Problem details: Every entry needs to be printed exactly, please.

+++++

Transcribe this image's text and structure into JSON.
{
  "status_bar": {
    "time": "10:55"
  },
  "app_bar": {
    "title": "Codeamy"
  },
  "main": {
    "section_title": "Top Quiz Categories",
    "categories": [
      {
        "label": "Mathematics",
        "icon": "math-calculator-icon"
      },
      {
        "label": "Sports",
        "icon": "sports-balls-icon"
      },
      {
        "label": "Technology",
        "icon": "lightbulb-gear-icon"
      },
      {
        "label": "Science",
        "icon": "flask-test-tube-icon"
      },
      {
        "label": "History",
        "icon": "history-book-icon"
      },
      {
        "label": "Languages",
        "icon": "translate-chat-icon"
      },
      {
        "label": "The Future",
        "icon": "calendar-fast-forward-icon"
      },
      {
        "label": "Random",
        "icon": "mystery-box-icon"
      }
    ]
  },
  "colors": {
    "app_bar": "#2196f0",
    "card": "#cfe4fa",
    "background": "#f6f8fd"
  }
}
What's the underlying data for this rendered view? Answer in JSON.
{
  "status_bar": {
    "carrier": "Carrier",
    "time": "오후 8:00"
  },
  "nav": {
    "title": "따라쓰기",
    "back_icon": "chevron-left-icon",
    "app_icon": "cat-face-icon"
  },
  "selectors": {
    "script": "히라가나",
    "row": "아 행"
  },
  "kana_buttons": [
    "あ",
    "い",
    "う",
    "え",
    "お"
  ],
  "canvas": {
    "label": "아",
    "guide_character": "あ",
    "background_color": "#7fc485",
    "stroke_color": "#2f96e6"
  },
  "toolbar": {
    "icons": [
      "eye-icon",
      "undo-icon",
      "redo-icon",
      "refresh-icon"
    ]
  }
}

+++++

The solution:
Transcribe this image's text and structure into JSON.
{
  "status_bar": {
    "time": "10:55"
  },
  "app_bar": {
    "title": "Codeamy"
  },
  "main": {
    "section_title": "Top Quiz Categories",
    "categories": [
      {
        "label": "Mathematics",
        "icon": "math-calculator-icon"
      },
      {
        "label": "Sports",
        "icon": "sports-balls-icon"
      },
      {
        "label": "Technology",
        "icon": "lightbulb-gear-icon"
      },
      {
        "label": "Science",
        "icon": "flask-test-tube-icon"
      },
      {
        "label": "History",
        "icon": "history-book-icon"
      },
      {
        "label": "Languages",
        "icon": "translate-chat-icon"
      },
      {
        "label": "The Future",
        "icon": "calendar-fast-forward-icon"
      },
      {
        "label": "Random",
        "icon": "mystery-box-icon"
      }
    ]
  },
  "colors": {
    "app_bar": "#2196f0",
    "card": "#cfe4fa",
    "background": "#f6f8fd"
  }
}
What's the underlying data for this rendered view? Answer in JSON.
{
  "status_bar": {
    "carrier": "Carrier",
    "time": "오후 8:00"
  },
  "nav": {
    "title": "따라쓰기",
    "back_icon": "chevron-left-icon",
    "app_icon": "cat-face-icon"
  },
  "selectors": {
    "script": "히라가나",
    "row": "아 행"
  },
  "kana_buttons": [
    "あ",
    "い",
    "う",
    "え",
    "お"
  ],
  "canvas": {
    "label": "아",
    "guide_character": "あ",
    "background_color": "#7fc485",
    "stroke_color": "#2f96e6"
  },
  "toolbar": {
    "icons": [
      "eye-icon",
      "undo-icon",
      "redo-icon",
      "refresh-icon"
    ]
  }
}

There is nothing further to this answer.